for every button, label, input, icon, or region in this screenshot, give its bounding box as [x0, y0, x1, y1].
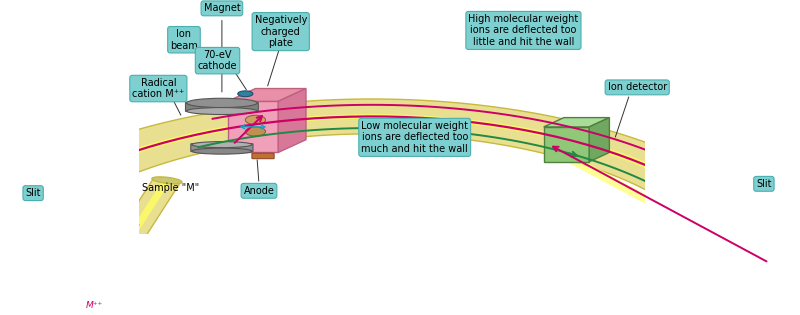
Polygon shape	[228, 89, 306, 101]
FancyBboxPatch shape	[252, 153, 274, 159]
Text: 70-eV
cathode: 70-eV cathode	[198, 50, 238, 72]
Ellipse shape	[238, 91, 253, 97]
FancyBboxPatch shape	[228, 101, 278, 152]
Ellipse shape	[192, 148, 252, 154]
Text: Magnet: Magnet	[203, 3, 240, 13]
Text: Sample "M": Sample "M"	[142, 183, 199, 193]
Text: Low molecular weight
ions are deflected too
much and hit the wall: Low molecular weight ions are deflected …	[362, 121, 468, 154]
Text: Radical
cation M⁺⁺: Radical cation M⁺⁺	[132, 78, 185, 99]
Ellipse shape	[246, 115, 266, 124]
Polygon shape	[589, 117, 610, 162]
FancyBboxPatch shape	[190, 144, 253, 152]
Polygon shape	[10, 179, 181, 315]
Ellipse shape	[745, 235, 794, 290]
Polygon shape	[19, 180, 171, 315]
Text: Anode: Anode	[243, 186, 274, 196]
Polygon shape	[0, 114, 774, 315]
Text: M⁺⁺: M⁺⁺	[86, 301, 103, 311]
Polygon shape	[544, 117, 610, 127]
Text: Negatively
charged
plate: Negatively charged plate	[254, 15, 307, 48]
Ellipse shape	[192, 142, 252, 148]
Ellipse shape	[152, 177, 182, 184]
Text: High molecular weight
ions are deflected too
little and hit the wall: High molecular weight ions are deflected…	[468, 14, 578, 47]
FancyBboxPatch shape	[186, 102, 258, 112]
Polygon shape	[544, 139, 764, 267]
Ellipse shape	[186, 107, 258, 115]
Text: Ion
beam: Ion beam	[170, 29, 198, 50]
Polygon shape	[0, 99, 800, 315]
Ellipse shape	[186, 98, 258, 107]
Polygon shape	[278, 89, 306, 152]
Text: Slit: Slit	[26, 188, 41, 198]
Ellipse shape	[246, 127, 266, 136]
Text: Slit: Slit	[756, 179, 772, 189]
Ellipse shape	[730, 259, 798, 267]
FancyBboxPatch shape	[544, 127, 589, 162]
Text: Ion detector: Ion detector	[607, 83, 667, 92]
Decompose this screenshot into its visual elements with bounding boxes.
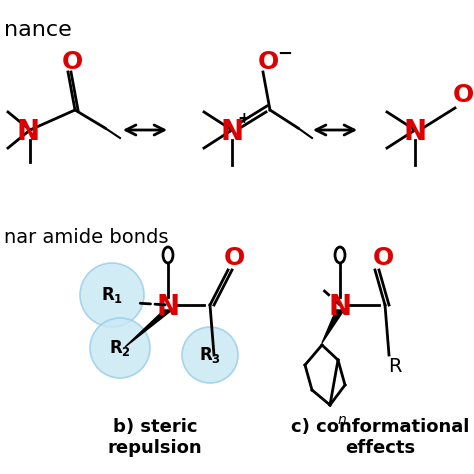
Circle shape [90, 318, 150, 378]
Text: $\mathbf{R_3}$: $\mathbf{R_3}$ [199, 345, 221, 365]
Text: +: + [237, 110, 250, 126]
Polygon shape [322, 310, 344, 343]
Text: $\mathbf{R_1}$: $\mathbf{R_1}$ [101, 285, 123, 305]
Text: nar amide bonds: nar amide bonds [4, 228, 168, 247]
Text: n: n [338, 413, 347, 427]
Text: c) conformational
effects: c) conformational effects [291, 418, 469, 457]
Text: b) steric
repulsion: b) steric repulsion [108, 418, 202, 457]
Text: R: R [388, 357, 402, 376]
Text: O: O [61, 50, 82, 74]
Polygon shape [125, 310, 172, 347]
Text: O: O [453, 83, 474, 107]
Text: N: N [403, 118, 427, 146]
Text: O: O [223, 246, 245, 270]
Text: O: O [257, 50, 279, 74]
Text: N: N [17, 118, 39, 146]
Text: O: O [373, 246, 393, 270]
Text: N: N [328, 293, 352, 321]
Text: $\mathbf{R_2}$: $\mathbf{R_2}$ [109, 338, 131, 358]
Circle shape [182, 327, 238, 383]
Text: nance: nance [4, 20, 72, 40]
Text: N: N [156, 293, 180, 321]
Circle shape [80, 263, 144, 327]
Text: N: N [220, 118, 244, 146]
Text: −: − [277, 45, 292, 63]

★ ★ ★ ★

## Exercício proposto
Localize todas as linhas acima em que aparece a palavra "High" e copie cada uma delas.

## Resultado correto
Text: High molecular weight
little and hit the wall: High molecular weight ions are deflected…	[468, 14, 578, 47]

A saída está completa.